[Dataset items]
# # # # # # #

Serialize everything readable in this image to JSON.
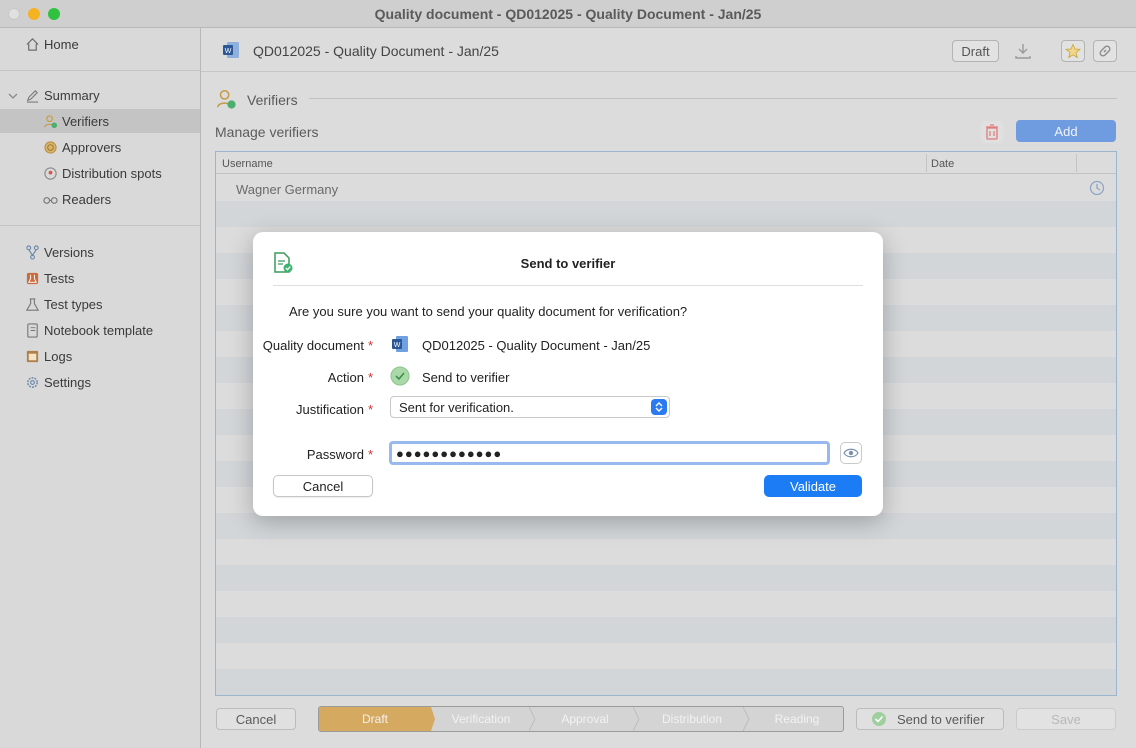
{
  "window": {
    "title": "Quality document - QD012025 - Quality Document - Jan/25"
  },
  "sidebar": {
    "home": "Home",
    "summary": "Summary",
    "summary_items": [
      "Verifiers",
      "Approvers",
      "Distribution spots",
      "Readers"
    ],
    "tools": [
      "Versions",
      "Tests",
      "Test types",
      "Notebook template",
      "Logs",
      "Settings"
    ]
  },
  "doc": {
    "title": "QD012025 - Quality Document - Jan/25",
    "status": "Draft"
  },
  "section": {
    "title": "Verifiers",
    "manage_label": "Manage verifiers",
    "add_label": "Add"
  },
  "table": {
    "headers": [
      "Username",
      "Date"
    ],
    "rows": [
      {
        "username": "Wagner Germany"
      }
    ]
  },
  "bottom": {
    "cancel_label": "Cancel",
    "stages": [
      "Draft",
      "Verification",
      "Approval",
      "Distribution",
      "Reading"
    ],
    "send_label": "Send to verifier",
    "save_label": "Save"
  },
  "modal": {
    "title": "Send to verifier",
    "question": "Are you sure you want to send your quality document for verification?",
    "doc_label": "Quality document",
    "doc_value": "QD012025 - Quality Document - Jan/25",
    "action_label": "Action",
    "action_value": "Send to verifier",
    "justification_label": "Justification",
    "justification_value": "Sent for verification.",
    "password_label": "Password",
    "password_value": "●●●●●●●●●●●●",
    "required_mark": "*",
    "cancel_label": "Cancel",
    "validate_label": "Validate"
  },
  "colors": {
    "accent": "#1b7cf5",
    "stage_active": "#d6a960",
    "add_button": "#6f9be0",
    "required": "#d0312d"
  }
}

# # # # # # #

Objective:
Write out the entries above word for word. Do not include the pictures.

Finished task:
Serialize everything readable in this image to JSON.
{
  "window": {
    "title": "Quality document - QD012025 - Quality Document - Jan/25"
  },
  "sidebar": {
    "home": "Home",
    "summary": "Summary",
    "summary_items": [
      "Verifiers",
      "Approvers",
      "Distribution spots",
      "Readers"
    ],
    "tools": [
      "Versions",
      "Tests",
      "Test types",
      "Notebook template",
      "Logs",
      "Settings"
    ]
  },
  "doc": {
    "title": "QD012025 - Quality Document - Jan/25",
    "status": "Draft"
  },
  "section": {
    "title": "Verifiers",
    "manage_label": "Manage verifiers",
    "add_label": "Add"
  },
  "table": {
    "headers": [
      "Username",
      "Date"
    ],
    "rows": [
      {
        "username": "Wagner Germany"
      }
    ]
  },
  "bottom": {
    "cancel_label": "Cancel",
    "stages": [
      "Draft",
      "Verification",
      "Approval",
      "Distribution",
      "Reading"
    ],
    "send_label": "Send to verifier",
    "save_label": "Save"
  },
  "modal": {
    "title": "Send to verifier",
    "question": "Are you sure you want to send your quality document for verification?",
    "doc_label": "Quality document",
    "doc_value": "QD012025 - Quality Document - Jan/25",
    "action_label": "Action",
    "action_value": "Send to verifier",
    "justification_label": "Justification",
    "justification_value": "Sent for verification.",
    "password_label": "Password",
    "password_value": "●●●●●●●●●●●●",
    "required_mark": "*",
    "cancel_label": "Cancel",
    "validate_label": "Validate"
  },
  "colors": {
    "accent": "#1b7cf5",
    "stage_active": "#d6a960",
    "add_button": "#6f9be0",
    "required": "#d0312d"
  }
}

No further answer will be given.